**GIVEN REQUEST**:
Find the word "screenshot" in the data. Return every line where it appears.

**TASK INPUT**:

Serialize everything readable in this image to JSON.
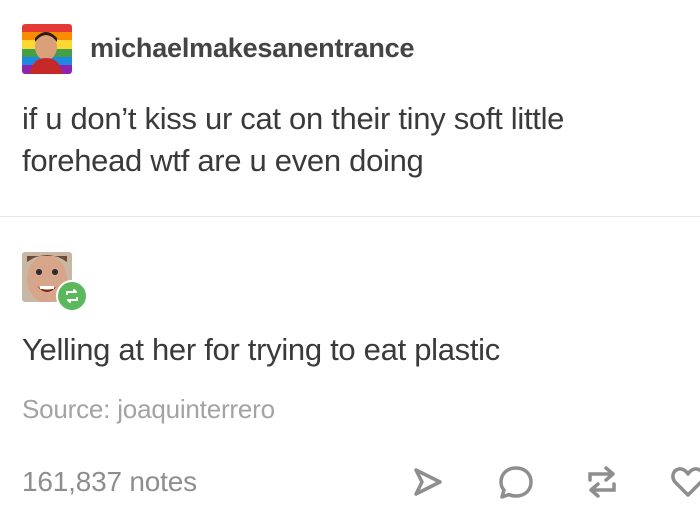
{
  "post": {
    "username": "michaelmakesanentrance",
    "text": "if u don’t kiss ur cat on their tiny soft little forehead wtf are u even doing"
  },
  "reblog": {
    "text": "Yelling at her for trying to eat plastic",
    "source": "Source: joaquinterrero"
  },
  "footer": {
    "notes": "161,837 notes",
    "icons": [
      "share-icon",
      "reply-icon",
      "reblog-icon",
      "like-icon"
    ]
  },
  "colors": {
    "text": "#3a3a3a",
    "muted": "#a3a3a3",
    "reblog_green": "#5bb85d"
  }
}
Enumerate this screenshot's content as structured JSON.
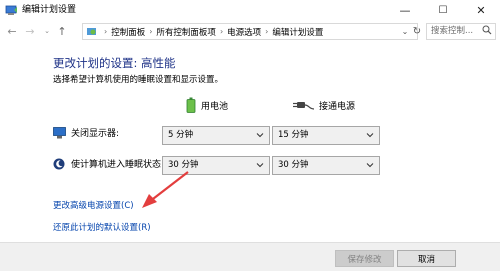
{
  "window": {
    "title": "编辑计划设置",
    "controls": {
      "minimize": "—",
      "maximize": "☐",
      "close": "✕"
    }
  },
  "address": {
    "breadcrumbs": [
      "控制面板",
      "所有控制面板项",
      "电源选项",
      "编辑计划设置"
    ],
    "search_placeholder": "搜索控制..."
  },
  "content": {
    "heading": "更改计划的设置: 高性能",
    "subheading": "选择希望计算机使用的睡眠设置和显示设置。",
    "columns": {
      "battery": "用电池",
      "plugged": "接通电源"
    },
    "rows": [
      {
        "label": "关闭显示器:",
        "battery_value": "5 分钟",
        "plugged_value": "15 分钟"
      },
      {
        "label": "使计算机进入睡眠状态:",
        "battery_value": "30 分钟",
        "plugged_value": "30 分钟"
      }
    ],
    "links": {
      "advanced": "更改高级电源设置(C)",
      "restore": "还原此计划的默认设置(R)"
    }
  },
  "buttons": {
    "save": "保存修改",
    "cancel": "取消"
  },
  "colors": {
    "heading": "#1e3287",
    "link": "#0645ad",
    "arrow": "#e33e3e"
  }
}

--

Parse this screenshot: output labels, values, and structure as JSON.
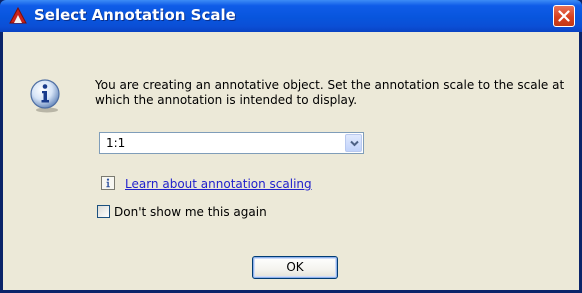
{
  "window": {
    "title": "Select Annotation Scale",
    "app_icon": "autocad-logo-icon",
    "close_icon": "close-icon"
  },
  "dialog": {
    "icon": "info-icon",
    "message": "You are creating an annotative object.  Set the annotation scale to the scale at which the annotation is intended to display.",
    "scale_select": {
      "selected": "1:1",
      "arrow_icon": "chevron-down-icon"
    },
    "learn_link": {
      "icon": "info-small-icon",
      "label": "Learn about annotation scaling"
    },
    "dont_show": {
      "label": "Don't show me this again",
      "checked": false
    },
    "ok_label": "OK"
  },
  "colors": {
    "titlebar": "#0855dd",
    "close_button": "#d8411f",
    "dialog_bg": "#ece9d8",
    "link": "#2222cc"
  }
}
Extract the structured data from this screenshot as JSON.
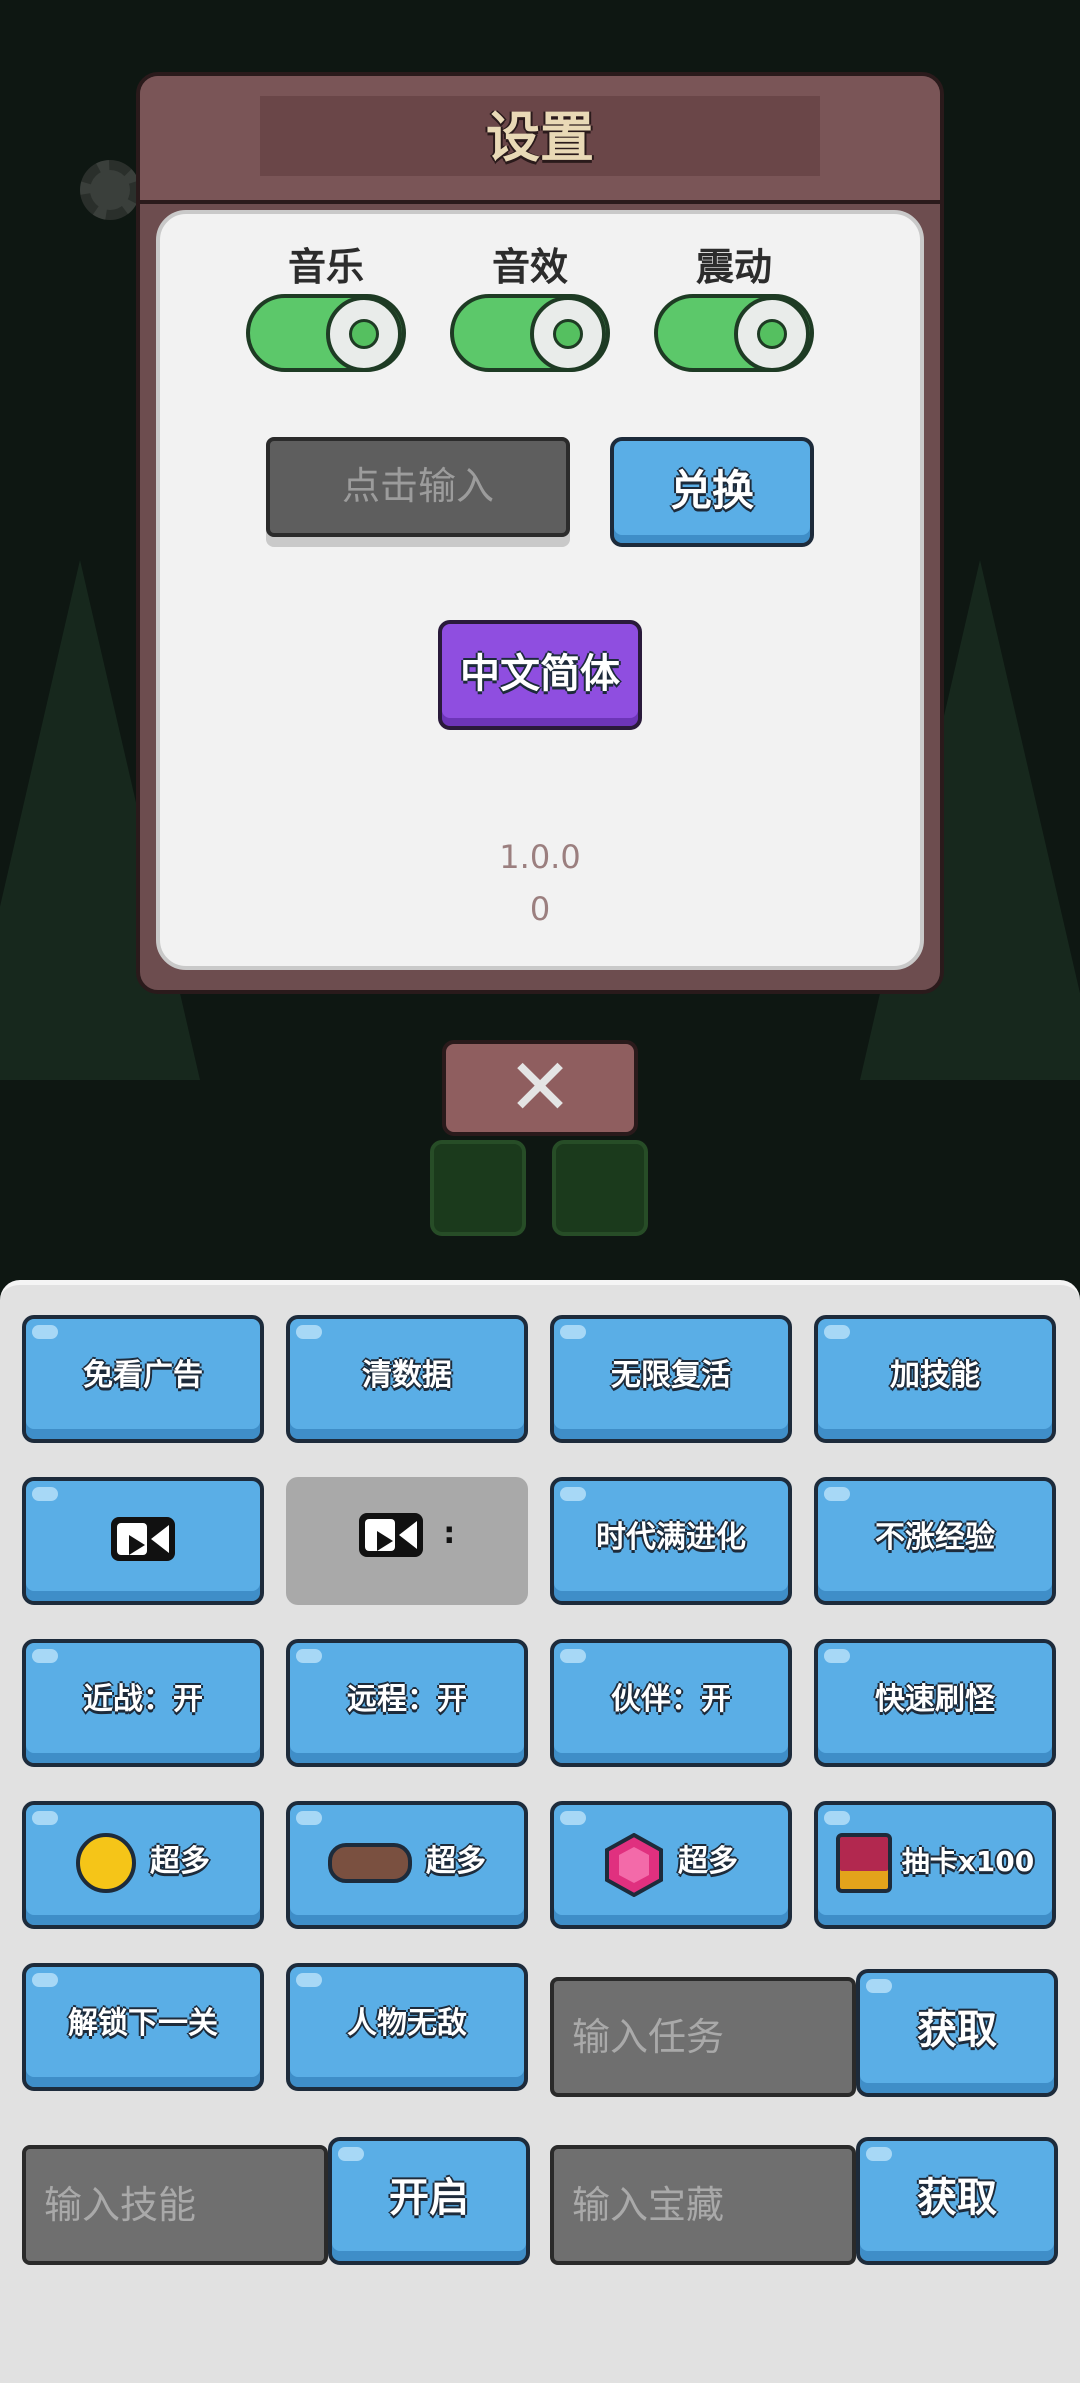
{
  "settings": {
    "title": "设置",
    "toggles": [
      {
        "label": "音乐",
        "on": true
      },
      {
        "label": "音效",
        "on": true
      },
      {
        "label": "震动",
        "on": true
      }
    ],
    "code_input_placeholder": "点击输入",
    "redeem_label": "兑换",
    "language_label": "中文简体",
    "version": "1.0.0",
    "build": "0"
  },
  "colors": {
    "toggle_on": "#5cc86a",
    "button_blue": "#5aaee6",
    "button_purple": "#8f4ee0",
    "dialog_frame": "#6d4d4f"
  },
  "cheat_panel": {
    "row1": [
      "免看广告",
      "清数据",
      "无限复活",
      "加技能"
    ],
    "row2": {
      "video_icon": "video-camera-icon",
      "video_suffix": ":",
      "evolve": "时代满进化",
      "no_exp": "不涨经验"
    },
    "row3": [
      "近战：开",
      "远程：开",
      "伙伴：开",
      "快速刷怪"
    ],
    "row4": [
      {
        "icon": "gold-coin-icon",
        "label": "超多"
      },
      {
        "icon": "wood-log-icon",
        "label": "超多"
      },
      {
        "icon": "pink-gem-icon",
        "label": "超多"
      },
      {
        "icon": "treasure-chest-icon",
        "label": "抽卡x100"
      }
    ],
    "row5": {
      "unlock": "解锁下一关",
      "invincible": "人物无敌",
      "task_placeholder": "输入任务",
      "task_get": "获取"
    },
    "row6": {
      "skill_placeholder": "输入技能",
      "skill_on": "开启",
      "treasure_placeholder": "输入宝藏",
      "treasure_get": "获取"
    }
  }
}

**RESPONSE**:
Enumerate this screenshot's content as structured JSON.
Parse this screenshot: output labels, values, and structure as JSON.
Extract the structured data from this screenshot as JSON.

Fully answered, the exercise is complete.